### The problem
Would you write out the listing verbatim and skip every picture in it?

### Raw data
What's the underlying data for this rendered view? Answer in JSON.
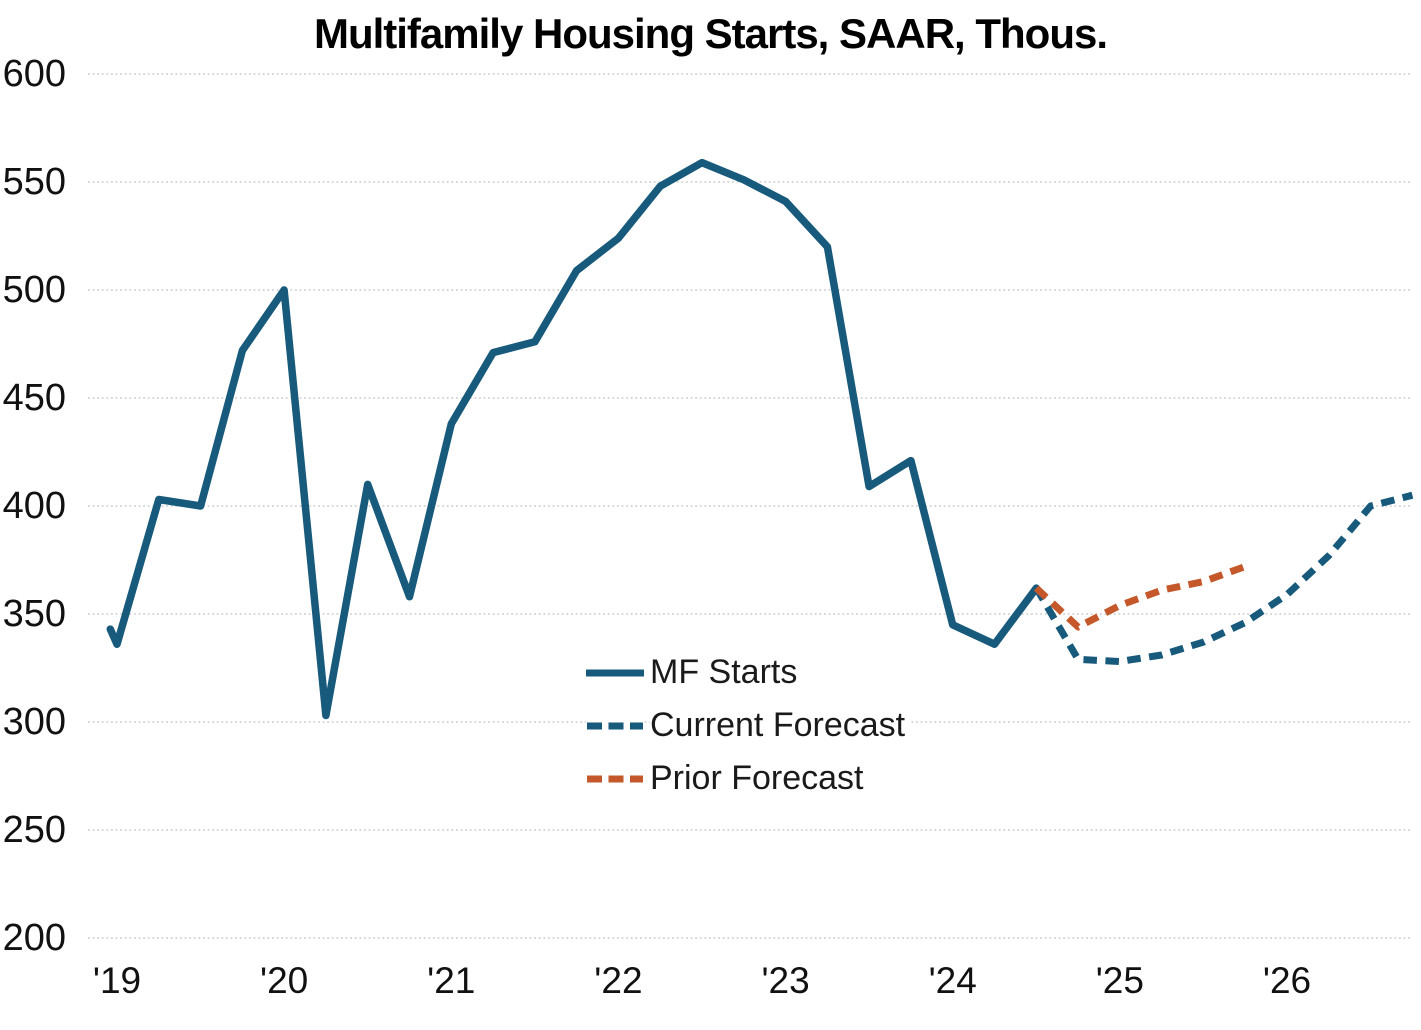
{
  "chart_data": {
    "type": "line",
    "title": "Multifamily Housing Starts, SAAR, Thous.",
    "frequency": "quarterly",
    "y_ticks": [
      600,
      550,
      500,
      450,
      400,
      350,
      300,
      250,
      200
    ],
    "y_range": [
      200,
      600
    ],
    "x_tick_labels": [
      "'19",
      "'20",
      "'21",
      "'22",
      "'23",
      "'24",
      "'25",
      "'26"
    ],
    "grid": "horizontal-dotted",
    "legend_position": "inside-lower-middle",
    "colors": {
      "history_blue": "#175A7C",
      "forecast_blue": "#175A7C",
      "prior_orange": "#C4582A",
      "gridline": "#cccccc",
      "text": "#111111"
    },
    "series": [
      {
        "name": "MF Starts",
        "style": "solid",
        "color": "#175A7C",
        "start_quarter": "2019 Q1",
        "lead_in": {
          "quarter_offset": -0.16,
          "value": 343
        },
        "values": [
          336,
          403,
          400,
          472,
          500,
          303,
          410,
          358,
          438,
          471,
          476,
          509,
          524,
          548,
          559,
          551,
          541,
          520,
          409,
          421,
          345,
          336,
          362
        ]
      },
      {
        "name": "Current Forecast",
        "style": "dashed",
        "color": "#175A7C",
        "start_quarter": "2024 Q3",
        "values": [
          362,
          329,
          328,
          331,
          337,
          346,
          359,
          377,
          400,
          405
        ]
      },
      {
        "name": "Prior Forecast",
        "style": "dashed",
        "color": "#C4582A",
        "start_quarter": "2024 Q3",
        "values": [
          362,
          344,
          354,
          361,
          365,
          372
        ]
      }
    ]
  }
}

### The reply
What's the underlying data for this rendered view? Answer in JSON.
{
  "chart_data": {
    "type": "line",
    "title": "Multifamily Housing Starts, SAAR, Thous.",
    "frequency": "quarterly",
    "y_ticks": [
      600,
      550,
      500,
      450,
      400,
      350,
      300,
      250,
      200
    ],
    "y_range": [
      200,
      600
    ],
    "x_tick_labels": [
      "'19",
      "'20",
      "'21",
      "'22",
      "'23",
      "'24",
      "'25",
      "'26"
    ],
    "grid": "horizontal-dotted",
    "legend_position": "inside-lower-middle",
    "colors": {
      "history_blue": "#175A7C",
      "forecast_blue": "#175A7C",
      "prior_orange": "#C4582A",
      "gridline": "#cccccc",
      "text": "#111111"
    },
    "series": [
      {
        "name": "MF Starts",
        "style": "solid",
        "color": "#175A7C",
        "start_quarter": "2019 Q1",
        "lead_in": {
          "quarter_offset": -0.16,
          "value": 343
        },
        "values": [
          336,
          403,
          400,
          472,
          500,
          303,
          410,
          358,
          438,
          471,
          476,
          509,
          524,
          548,
          559,
          551,
          541,
          520,
          409,
          421,
          345,
          336,
          362
        ]
      },
      {
        "name": "Current Forecast",
        "style": "dashed",
        "color": "#175A7C",
        "start_quarter": "2024 Q3",
        "values": [
          362,
          329,
          328,
          331,
          337,
          346,
          359,
          377,
          400,
          405
        ]
      },
      {
        "name": "Prior Forecast",
        "style": "dashed",
        "color": "#C4582A",
        "start_quarter": "2024 Q3",
        "values": [
          362,
          344,
          354,
          361,
          365,
          372
        ]
      }
    ]
  }
}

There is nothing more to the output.